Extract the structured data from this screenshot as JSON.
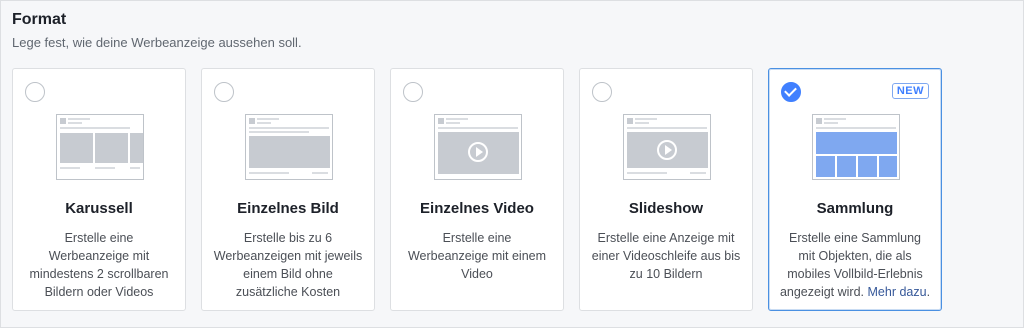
{
  "header": {
    "title": "Format",
    "subtitle": "Lege fest, wie deine Werbeanzeige aussehen soll."
  },
  "cards": [
    {
      "id": "karussell",
      "title": "Karussell",
      "desc": "Erstelle eine Werbeanzeige mit mindestens 2 scrollbaren Bildern oder Videos",
      "selected": false
    },
    {
      "id": "einzelnes-bild",
      "title": "Einzelnes Bild",
      "desc": "Erstelle bis zu 6 Werbeanzeigen mit jeweils einem Bild ohne zusätzliche Kosten",
      "selected": false
    },
    {
      "id": "einzelnes-video",
      "title": "Einzelnes Video",
      "desc": "Erstelle eine Werbeanzeige mit einem Video",
      "selected": false
    },
    {
      "id": "slideshow",
      "title": "Slideshow",
      "desc": "Erstelle eine Anzeige mit einer Videoschleife aus bis zu 10 Bildern",
      "selected": false
    },
    {
      "id": "sammlung",
      "title": "Sammlung",
      "desc": "Erstelle eine Sammlung mit Objekten, die als mobiles Vollbild-Erlebnis angezeigt wird.",
      "link": "Mehr dazu",
      "link_suffix": ".",
      "badge": "NEW",
      "selected": true
    }
  ],
  "colors": {
    "accent": "#4080ff",
    "selected_border": "#4a90e2",
    "link": "#365899"
  },
  "icons": {
    "selected": "checkmark-icon",
    "video": "play-icon"
  }
}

== == ==

Problem to solve:
Without including the pictures, reproduce all entries exactly.

Result of the task:
Extract the structured data from this screenshot as JSON.
{
  "header": {
    "title": "Format",
    "subtitle": "Lege fest, wie deine Werbeanzeige aussehen soll."
  },
  "cards": [
    {
      "id": "karussell",
      "title": "Karussell",
      "desc": "Erstelle eine Werbeanzeige mit mindestens 2 scrollbaren Bildern oder Videos",
      "selected": false
    },
    {
      "id": "einzelnes-bild",
      "title": "Einzelnes Bild",
      "desc": "Erstelle bis zu 6 Werbeanzeigen mit jeweils einem Bild ohne zusätzliche Kosten",
      "selected": false
    },
    {
      "id": "einzelnes-video",
      "title": "Einzelnes Video",
      "desc": "Erstelle eine Werbeanzeige mit einem Video",
      "selected": false
    },
    {
      "id": "slideshow",
      "title": "Slideshow",
      "desc": "Erstelle eine Anzeige mit einer Videoschleife aus bis zu 10 Bildern",
      "selected": false
    },
    {
      "id": "sammlung",
      "title": "Sammlung",
      "desc": "Erstelle eine Sammlung mit Objekten, die als mobiles Vollbild-Erlebnis angezeigt wird.",
      "link": "Mehr dazu",
      "link_suffix": ".",
      "badge": "NEW",
      "selected": true
    }
  ],
  "colors": {
    "accent": "#4080ff",
    "selected_border": "#4a90e2",
    "link": "#365899"
  },
  "icons": {
    "selected": "checkmark-icon",
    "video": "play-icon"
  }
}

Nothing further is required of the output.